RECORDS SUPPLIED:
********************

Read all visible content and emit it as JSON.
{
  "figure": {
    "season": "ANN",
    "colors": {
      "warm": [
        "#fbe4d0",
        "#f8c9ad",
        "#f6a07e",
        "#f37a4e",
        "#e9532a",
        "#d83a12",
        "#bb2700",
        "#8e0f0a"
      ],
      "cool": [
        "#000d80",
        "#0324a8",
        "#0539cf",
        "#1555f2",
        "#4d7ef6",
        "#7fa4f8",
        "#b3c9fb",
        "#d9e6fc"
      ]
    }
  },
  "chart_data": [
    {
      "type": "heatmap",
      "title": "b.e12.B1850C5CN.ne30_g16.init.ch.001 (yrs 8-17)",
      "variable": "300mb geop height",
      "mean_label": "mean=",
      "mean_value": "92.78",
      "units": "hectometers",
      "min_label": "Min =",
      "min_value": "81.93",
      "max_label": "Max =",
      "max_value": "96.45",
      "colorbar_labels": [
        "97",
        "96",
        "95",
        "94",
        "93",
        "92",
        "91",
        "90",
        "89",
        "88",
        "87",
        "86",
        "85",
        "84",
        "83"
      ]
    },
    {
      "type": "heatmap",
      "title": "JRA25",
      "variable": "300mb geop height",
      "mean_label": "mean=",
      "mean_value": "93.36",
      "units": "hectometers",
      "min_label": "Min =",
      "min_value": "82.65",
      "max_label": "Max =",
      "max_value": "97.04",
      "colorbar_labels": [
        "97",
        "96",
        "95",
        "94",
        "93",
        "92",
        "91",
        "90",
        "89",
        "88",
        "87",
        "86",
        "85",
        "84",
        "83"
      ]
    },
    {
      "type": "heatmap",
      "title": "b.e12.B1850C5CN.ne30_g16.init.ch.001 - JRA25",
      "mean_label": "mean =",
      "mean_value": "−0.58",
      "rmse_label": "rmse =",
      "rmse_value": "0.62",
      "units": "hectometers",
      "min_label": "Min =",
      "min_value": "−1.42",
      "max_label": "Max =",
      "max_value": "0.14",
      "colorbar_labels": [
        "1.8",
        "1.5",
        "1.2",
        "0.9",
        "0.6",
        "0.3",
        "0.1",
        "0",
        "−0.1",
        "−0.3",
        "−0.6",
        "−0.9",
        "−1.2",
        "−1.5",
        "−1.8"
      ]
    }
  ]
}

********************

TASK TO CARRY OUT: Print the complete listing again, exactly as it stands.

SOLVED PROBLEM:
Read all visible content and emit it as JSON.
{
  "figure": {
    "season": "ANN",
    "colors": {
      "warm": [
        "#fbe4d0",
        "#f8c9ad",
        "#f6a07e",
        "#f37a4e",
        "#e9532a",
        "#d83a12",
        "#bb2700",
        "#8e0f0a"
      ],
      "cool": [
        "#000d80",
        "#0324a8",
        "#0539cf",
        "#1555f2",
        "#4d7ef6",
        "#7fa4f8",
        "#b3c9fb",
        "#d9e6fc"
      ]
    }
  },
  "chart_data": [
    {
      "type": "heatmap",
      "title": "b.e12.B1850C5CN.ne30_g16.init.ch.001 (yrs 8-17)",
      "variable": "300mb geop height",
      "mean_label": "mean=",
      "mean_value": "92.78",
      "units": "hectometers",
      "min_label": "Min =",
      "min_value": "81.93",
      "max_label": "Max =",
      "max_value": "96.45",
      "colorbar_labels": [
        "97",
        "96",
        "95",
        "94",
        "93",
        "92",
        "91",
        "90",
        "89",
        "88",
        "87",
        "86",
        "85",
        "84",
        "83"
      ]
    },
    {
      "type": "heatmap",
      "title": "JRA25",
      "variable": "300mb geop height",
      "mean_label": "mean=",
      "mean_value": "93.36",
      "units": "hectometers",
      "min_label": "Min =",
      "min_value": "82.65",
      "max_label": "Max =",
      "max_value": "97.04",
      "colorbar_labels": [
        "97",
        "96",
        "95",
        "94",
        "93",
        "92",
        "91",
        "90",
        "89",
        "88",
        "87",
        "86",
        "85",
        "84",
        "83"
      ]
    },
    {
      "type": "heatmap",
      "title": "b.e12.B1850C5CN.ne30_g16.init.ch.001 - JRA25",
      "mean_label": "mean =",
      "mean_value": "−0.58",
      "rmse_label": "rmse =",
      "rmse_value": "0.62",
      "units": "hectometers",
      "min_label": "Min =",
      "min_value": "−1.42",
      "max_label": "Max =",
      "max_value": "0.14",
      "colorbar_labels": [
        "1.8",
        "1.5",
        "1.2",
        "0.9",
        "0.6",
        "0.3",
        "0.1",
        "0",
        "−0.1",
        "−0.3",
        "−0.6",
        "−0.9",
        "−1.2",
        "−1.5",
        "−1.8"
      ]
    }
  ]
}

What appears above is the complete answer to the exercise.